The records are to be restated in their entirety, word for word.

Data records

****************

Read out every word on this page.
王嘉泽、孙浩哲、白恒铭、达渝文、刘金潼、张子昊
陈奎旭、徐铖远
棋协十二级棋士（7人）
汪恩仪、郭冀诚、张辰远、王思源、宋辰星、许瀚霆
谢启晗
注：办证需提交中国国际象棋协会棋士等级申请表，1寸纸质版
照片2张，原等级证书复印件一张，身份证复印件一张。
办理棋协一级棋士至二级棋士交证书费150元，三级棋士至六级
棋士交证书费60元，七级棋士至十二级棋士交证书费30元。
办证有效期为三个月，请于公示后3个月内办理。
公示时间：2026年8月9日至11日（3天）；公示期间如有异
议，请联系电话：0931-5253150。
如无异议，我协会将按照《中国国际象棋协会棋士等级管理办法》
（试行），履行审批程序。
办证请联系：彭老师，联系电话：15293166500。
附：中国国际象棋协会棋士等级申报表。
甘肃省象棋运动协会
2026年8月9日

****************

WRITTEN ANSWER.
Read out every word on this page.
王嘉泽、孙浩哲、白恒铭、达渝文、刘金潼、张子昊
陈奎旭、徐铖远
棋协十二级棋士（7人）
汪恩仪、郭冀诚、张辰远、王思源、宋辰星、许瀚霆
谢启晗
注：办证需提交中国国际象棋协会棋士等级申请表，1寸纸质版
照片2张，原等级证书复印件一张，身份证复印件一张。
办理棋协一级棋士至二级棋士交证书费150元，三级棋士至六级
棋士交证书费60元，七级棋士至十二级棋士交证书费30元。
办证有效期为三个月，请于公示后3个月内办理。
公示时间：2026年8月9日至11日（3天）；公示期间如有异
议，请联系电话：0931-5253150。
如无异议，我协会将按照《中国国际象棋协会棋士等级管理办法》
（试行），履行审批程序。
办证请联系：彭老师，联系电话：15293166500。
附：中国国际象棋协会棋士等级申报表。
甘肃省象棋运动协会
2026年8月9日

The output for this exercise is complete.